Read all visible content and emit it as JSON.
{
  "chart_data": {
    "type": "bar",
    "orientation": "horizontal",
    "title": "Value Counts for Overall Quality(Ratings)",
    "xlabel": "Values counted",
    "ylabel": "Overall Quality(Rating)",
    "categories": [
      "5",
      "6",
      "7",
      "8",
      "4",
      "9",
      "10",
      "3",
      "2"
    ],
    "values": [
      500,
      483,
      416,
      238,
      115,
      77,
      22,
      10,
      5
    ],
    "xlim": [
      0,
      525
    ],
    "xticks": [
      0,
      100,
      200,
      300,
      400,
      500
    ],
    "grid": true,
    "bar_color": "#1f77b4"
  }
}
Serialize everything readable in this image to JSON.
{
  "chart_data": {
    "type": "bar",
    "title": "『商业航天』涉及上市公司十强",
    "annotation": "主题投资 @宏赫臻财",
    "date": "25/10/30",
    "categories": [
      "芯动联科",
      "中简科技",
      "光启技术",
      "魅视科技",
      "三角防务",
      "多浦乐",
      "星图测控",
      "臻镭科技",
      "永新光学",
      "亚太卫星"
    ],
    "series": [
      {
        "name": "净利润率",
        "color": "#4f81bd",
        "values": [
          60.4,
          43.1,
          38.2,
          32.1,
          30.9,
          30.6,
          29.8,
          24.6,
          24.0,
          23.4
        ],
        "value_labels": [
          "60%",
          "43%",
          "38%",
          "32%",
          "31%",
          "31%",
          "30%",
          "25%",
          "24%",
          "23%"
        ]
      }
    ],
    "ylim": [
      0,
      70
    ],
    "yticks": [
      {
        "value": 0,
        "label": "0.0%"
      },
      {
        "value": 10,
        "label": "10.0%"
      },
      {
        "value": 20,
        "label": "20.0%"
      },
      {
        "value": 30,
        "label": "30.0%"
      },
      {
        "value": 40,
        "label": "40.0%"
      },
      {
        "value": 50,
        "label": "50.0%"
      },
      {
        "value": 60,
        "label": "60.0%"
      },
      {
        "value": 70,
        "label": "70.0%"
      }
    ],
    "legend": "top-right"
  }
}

################

* _Exercise prompt_:
Write the data out again in full and exactly.

* _Answer to the exercise_:
Read all visible content and emit it as JSON.
{
  "chart_data": {
    "type": "bar",
    "orientation": "horizontal",
    "title": "Value Counts for Overall Quality(Ratings)",
    "xlabel": "Values counted",
    "ylabel": "Overall Quality(Rating)",
    "categories": [
      "5",
      "6",
      "7",
      "8",
      "4",
      "9",
      "10",
      "3",
      "2"
    ],
    "values": [
      500,
      483,
      416,
      238,
      115,
      77,
      22,
      10,
      5
    ],
    "xlim": [
      0,
      525
    ],
    "xticks": [
      0,
      100,
      200,
      300,
      400,
      500
    ],
    "grid": true,
    "bar_color": "#1f77b4"
  }
}
Serialize everything readable in this image to JSON.
{
  "chart_data": {
    "type": "bar",
    "title": "『商业航天』涉及上市公司十强",
    "annotation": "主题投资 @宏赫臻财",
    "date": "25/10/30",
    "categories": [
      "芯动联科",
      "中简科技",
      "光启技术",
      "魅视科技",
      "三角防务",
      "多浦乐",
      "星图测控",
      "臻镭科技",
      "永新光学",
      "亚太卫星"
    ],
    "series": [
      {
        "name": "净利润率",
        "color": "#4f81bd",
        "values": [
          60.4,
          43.1,
          38.2,
          32.1,
          30.9,
          30.6,
          29.8,
          24.6,
          24.0,
          23.4
        ],
        "value_labels": [
          "60%",
          "43%",
          "38%",
          "32%",
          "31%",
          "31%",
          "30%",
          "25%",
          "24%",
          "23%"
        ]
      }
    ],
    "ylim": [
      0,
      70
    ],
    "yticks": [
      {
        "value": 0,
        "label": "0.0%"
      },
      {
        "value": 10,
        "label": "10.0%"
      },
      {
        "value": 20,
        "label": "20.0%"
      },
      {
        "value": 30,
        "label": "30.0%"
      },
      {
        "value": 40,
        "label": "40.0%"
      },
      {
        "value": 50,
        "label": "50.0%"
      },
      {
        "value": 60,
        "label": "60.0%"
      },
      {
        "value": 70,
        "label": "70.0%"
      }
    ],
    "legend": "top-right"
  }
}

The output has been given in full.